▶ [WHAT THIS TASK INVOLVES]:
Repeat each entry as written, dropping any picture you find.

(Recorded data)
....
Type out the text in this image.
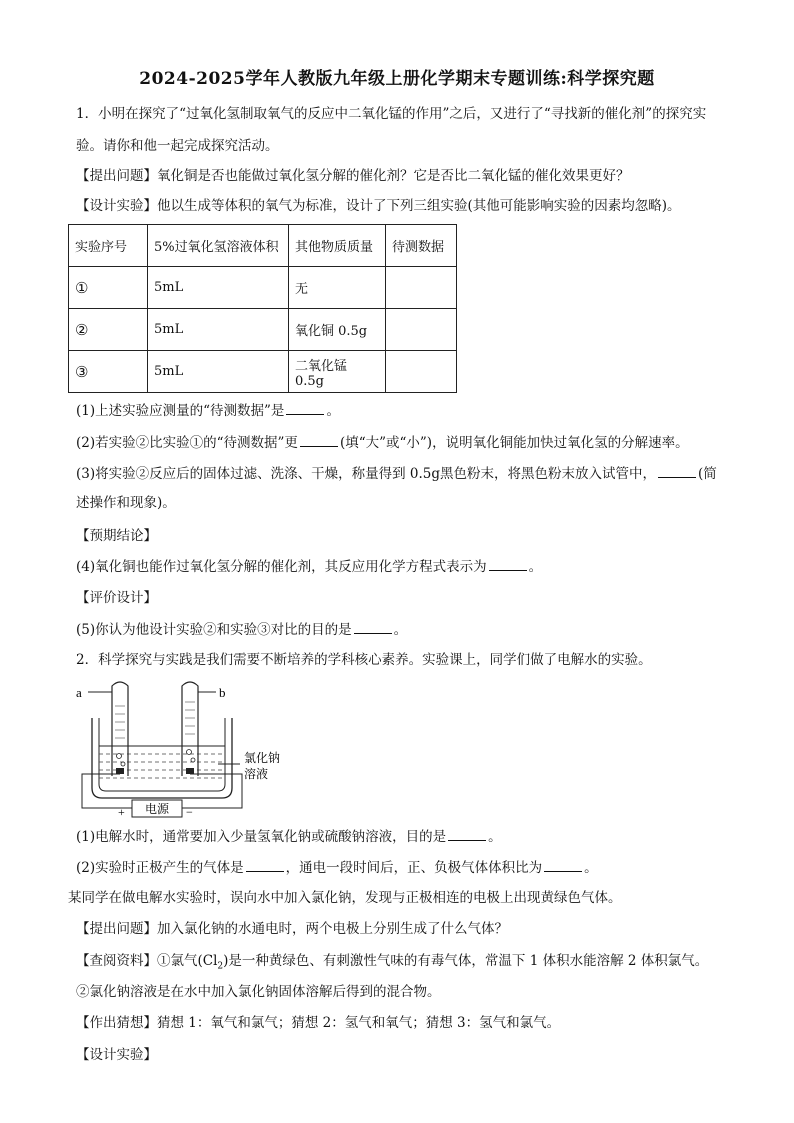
2024-2025学年人教版九年级上册化学期末专题训练:科学探究题
1．小明在探究了“过氧化氢制取氧气的反应中二氧化锰的作用”之后，又进行了“寻找新的催化剂”的探究实
验。请你和他一起完成探究活动。
【提出问题】氧化铜是否也能做过氧化氢分解的催化剂？它是否比二氧化锰的催化效果更好？
【设计实验】他以生成等体积的氧气为标准，设计了下列三组实验(其他可能影响实验的因素均忽略)。
实验序号	5%过氧化氢溶液体积	其他物质质量	待测数据
①	5mL	无	
②	5mL	氧化铜 0.5g	
③	5mL	二氧化锰 0.5g	
(1)上述实验应测量的“待测数据”是	。
(2)若实验②比实验①的“待测数据”更	(填“大”或“小”)，说明氧化铜能加快过氧化氢的分解速率。
(3)将实验②反应后的固体过滤、洗涤、干燥，称量得到 0.5g黑色粉末，将黑色粉末放入试管中，	(简
述操作和现象)。
【预期结论】
(4)氧化铜也能作过氧化氢分解的催化剂，其反应用化学方程式表示为	。
【评价设计】
(5)你认为他设计实验②和实验③对比的目的是	。
2．科学探究与实践是我们需要不断培养的学科核心素养。实验课上，同学们做了电解水的实验。
a	b
氯化钠
溶液
电源
+	−
(1)电解水时，通常要加入少量氢氧化钠或硫酸钠溶液，目的是	。
(2)实验时正极产生的气体是	，通电一段时间后，正、负极气体体积比为	。
某同学在做电解水实验时，误向水中加入氯化钠，发现与正极相连的电极上出现黄绿色气体。
【提出问题】加入氯化钠的水通电时，两个电极上分别生成了什么气体？
【查阅资料】①氯气$(Cl_2)$是一种黄绿色、有刺激性气味的有毒气体，常温下 1 体积水能溶解 2 体积氯气。
②氯化钠溶液是在水中加入氯化钠固体溶解后得到的混合物。
【作出猜想】猜想 1：氧气和氯气；猜想 2：氢气和氧气；猜想 3：氢气和氯气。
【设计实验】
....
▶ [RESPONSE TO THE EXERCISE]:
Type out the text in this image.
2024-2025学年人教版九年级上册化学期末专题训练:科学探究题
1．小明在探究了“过氧化氢制取氧气的反应中二氧化锰的作用”之后，又进行了“寻找新的催化剂”的探究实
验。请你和他一起完成探究活动。
【提出问题】氧化铜是否也能做过氧化氢分解的催化剂？它是否比二氧化锰的催化效果更好？
【设计实验】他以生成等体积的氧气为标准，设计了下列三组实验(其他可能影响实验的因素均忽略)。
实验序号	5%过氧化氢溶液体积	其他物质质量	待测数据
①	5mL	无	
②	5mL	氧化铜 0.5g	
③	5mL	二氧化锰 0.5g	
(1)上述实验应测量的“待测数据”是	。
(2)若实验②比实验①的“待测数据”更	(填“大”或“小”)，说明氧化铜能加快过氧化氢的分解速率。
(3)将实验②反应后的固体过滤、洗涤、干燥，称量得到 0.5g黑色粉末，将黑色粉末放入试管中，	(简
述操作和现象)。
【预期结论】
(4)氧化铜也能作过氧化氢分解的催化剂，其反应用化学方程式表示为	。
【评价设计】
(5)你认为他设计实验②和实验③对比的目的是	。
2．科学探究与实践是我们需要不断培养的学科核心素养。实验课上，同学们做了电解水的实验。
a	b
氯化钠
溶液
电源
+	−
(1)电解水时，通常要加入少量氢氧化钠或硫酸钠溶液，目的是	。
(2)实验时正极产生的气体是	，通电一段时间后，正、负极气体体积比为	。
某同学在做电解水实验时，误向水中加入氯化钠，发现与正极相连的电极上出现黄绿色气体。
【提出问题】加入氯化钠的水通电时，两个电极上分别生成了什么气体？
【查阅资料】①氯气$(Cl_2)$是一种黄绿色、有刺激性气味的有毒气体，常温下 1 体积水能溶解 2 体积氯气。
②氯化钠溶液是在水中加入氯化钠固体溶解后得到的混合物。
【作出猜想】猜想 1：氧气和氯气；猜想 2：氢气和氧气；猜想 3：氢气和氯气。
【设计实验】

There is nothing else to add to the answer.